Extracted data start
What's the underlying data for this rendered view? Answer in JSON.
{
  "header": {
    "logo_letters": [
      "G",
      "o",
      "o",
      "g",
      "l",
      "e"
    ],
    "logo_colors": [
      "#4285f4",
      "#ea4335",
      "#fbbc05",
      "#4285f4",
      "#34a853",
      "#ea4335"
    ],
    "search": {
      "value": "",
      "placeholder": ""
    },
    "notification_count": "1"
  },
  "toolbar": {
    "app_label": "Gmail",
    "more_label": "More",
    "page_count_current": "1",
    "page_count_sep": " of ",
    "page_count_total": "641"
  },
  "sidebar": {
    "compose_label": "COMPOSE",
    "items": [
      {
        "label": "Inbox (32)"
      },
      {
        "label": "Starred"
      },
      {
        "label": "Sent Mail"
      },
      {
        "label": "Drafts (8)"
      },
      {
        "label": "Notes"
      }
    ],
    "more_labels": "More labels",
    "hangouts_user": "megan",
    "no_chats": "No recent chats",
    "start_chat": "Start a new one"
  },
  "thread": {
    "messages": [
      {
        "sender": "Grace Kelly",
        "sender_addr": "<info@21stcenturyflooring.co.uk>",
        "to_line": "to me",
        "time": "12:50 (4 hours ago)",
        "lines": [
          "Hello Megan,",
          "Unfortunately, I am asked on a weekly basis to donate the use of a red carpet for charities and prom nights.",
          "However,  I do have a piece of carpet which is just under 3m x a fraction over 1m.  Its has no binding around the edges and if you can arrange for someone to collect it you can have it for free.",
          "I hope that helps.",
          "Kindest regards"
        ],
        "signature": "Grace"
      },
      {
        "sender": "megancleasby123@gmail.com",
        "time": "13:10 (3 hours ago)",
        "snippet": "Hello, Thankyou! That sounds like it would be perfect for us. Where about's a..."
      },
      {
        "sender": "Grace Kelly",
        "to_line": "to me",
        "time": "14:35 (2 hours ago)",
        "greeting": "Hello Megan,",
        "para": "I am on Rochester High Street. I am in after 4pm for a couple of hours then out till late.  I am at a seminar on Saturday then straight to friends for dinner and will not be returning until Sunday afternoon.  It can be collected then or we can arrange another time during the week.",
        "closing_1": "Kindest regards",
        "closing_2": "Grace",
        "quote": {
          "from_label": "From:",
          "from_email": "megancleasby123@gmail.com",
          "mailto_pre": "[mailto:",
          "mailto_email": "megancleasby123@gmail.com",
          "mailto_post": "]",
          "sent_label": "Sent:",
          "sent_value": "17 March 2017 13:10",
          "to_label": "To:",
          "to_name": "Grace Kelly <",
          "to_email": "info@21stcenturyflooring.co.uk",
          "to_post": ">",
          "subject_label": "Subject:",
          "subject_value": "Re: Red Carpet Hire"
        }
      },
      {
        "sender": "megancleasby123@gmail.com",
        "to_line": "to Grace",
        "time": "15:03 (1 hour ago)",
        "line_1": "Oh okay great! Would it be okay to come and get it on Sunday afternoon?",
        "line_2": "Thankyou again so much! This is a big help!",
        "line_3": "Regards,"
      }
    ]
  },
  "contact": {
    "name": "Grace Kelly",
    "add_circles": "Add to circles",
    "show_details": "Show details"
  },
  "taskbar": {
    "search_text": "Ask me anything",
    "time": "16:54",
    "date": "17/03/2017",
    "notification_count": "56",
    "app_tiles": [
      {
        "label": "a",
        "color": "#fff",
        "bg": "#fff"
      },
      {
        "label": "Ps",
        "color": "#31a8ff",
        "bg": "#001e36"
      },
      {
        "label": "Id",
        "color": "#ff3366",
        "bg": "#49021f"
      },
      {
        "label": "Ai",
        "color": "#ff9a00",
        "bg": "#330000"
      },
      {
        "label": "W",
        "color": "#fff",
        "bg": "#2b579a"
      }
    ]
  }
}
Extracted data end
> [Challenge]: Faithfully reproduce all of the records, character for character.

> [Exercise answer]:
What's the underlying data for this rendered view? Answer in JSON.
{
  "header": {
    "logo_letters": [
      "G",
      "o",
      "o",
      "g",
      "l",
      "e"
    ],
    "logo_colors": [
      "#4285f4",
      "#ea4335",
      "#fbbc05",
      "#4285f4",
      "#34a853",
      "#ea4335"
    ],
    "search": {
      "value": "",
      "placeholder": ""
    },
    "notification_count": "1"
  },
  "toolbar": {
    "app_label": "Gmail",
    "more_label": "More",
    "page_count_current": "1",
    "page_count_sep": " of ",
    "page_count_total": "641"
  },
  "sidebar": {
    "compose_label": "COMPOSE",
    "items": [
      {
        "label": "Inbox (32)"
      },
      {
        "label": "Starred"
      },
      {
        "label": "Sent Mail"
      },
      {
        "label": "Drafts (8)"
      },
      {
        "label": "Notes"
      }
    ],
    "more_labels": "More labels",
    "hangouts_user": "megan",
    "no_chats": "No recent chats",
    "start_chat": "Start a new one"
  },
  "thread": {
    "messages": [
      {
        "sender": "Grace Kelly",
        "sender_addr": "<info@21stcenturyflooring.co.uk>",
        "to_line": "to me",
        "time": "12:50 (4 hours ago)",
        "lines": [
          "Hello Megan,",
          "Unfortunately, I am asked on a weekly basis to donate the use of a red carpet for charities and prom nights.",
          "However,  I do have a piece of carpet which is just under 3m x a fraction over 1m.  Its has no binding around the edges and if you can arrange for someone to collect it you can have it for free.",
          "I hope that helps.",
          "Kindest regards"
        ],
        "signature": "Grace"
      },
      {
        "sender": "megancleasby123@gmail.com",
        "time": "13:10 (3 hours ago)",
        "snippet": "Hello, Thankyou! That sounds like it would be perfect for us. Where about's a..."
      },
      {
        "sender": "Grace Kelly",
        "to_line": "to me",
        "time": "14:35 (2 hours ago)",
        "greeting": "Hello Megan,",
        "para": "I am on Rochester High Street. I am in after 4pm for a couple of hours then out till late.  I am at a seminar on Saturday then straight to friends for dinner and will not be returning until Sunday afternoon.  It can be collected then or we can arrange another time during the week.",
        "closing_1": "Kindest regards",
        "closing_2": "Grace",
        "quote": {
          "from_label": "From:",
          "from_email": "megancleasby123@gmail.com",
          "mailto_pre": "[mailto:",
          "mailto_email": "megancleasby123@gmail.com",
          "mailto_post": "]",
          "sent_label": "Sent:",
          "sent_value": "17 March 2017 13:10",
          "to_label": "To:",
          "to_name": "Grace Kelly <",
          "to_email": "info@21stcenturyflooring.co.uk",
          "to_post": ">",
          "subject_label": "Subject:",
          "subject_value": "Re: Red Carpet Hire"
        }
      },
      {
        "sender": "megancleasby123@gmail.com",
        "to_line": "to Grace",
        "time": "15:03 (1 hour ago)",
        "line_1": "Oh okay great! Would it be okay to come and get it on Sunday afternoon?",
        "line_2": "Thankyou again so much! This is a big help!",
        "line_3": "Regards,"
      }
    ]
  },
  "contact": {
    "name": "Grace Kelly",
    "add_circles": "Add to circles",
    "show_details": "Show details"
  },
  "taskbar": {
    "search_text": "Ask me anything",
    "time": "16:54",
    "date": "17/03/2017",
    "notification_count": "56",
    "app_tiles": [
      {
        "label": "a",
        "color": "#fff",
        "bg": "#fff"
      },
      {
        "label": "Ps",
        "color": "#31a8ff",
        "bg": "#001e36"
      },
      {
        "label": "Id",
        "color": "#ff3366",
        "bg": "#49021f"
      },
      {
        "label": "Ai",
        "color": "#ff9a00",
        "bg": "#330000"
      },
      {
        "label": "W",
        "color": "#fff",
        "bg": "#2b579a"
      }
    ]
  }
}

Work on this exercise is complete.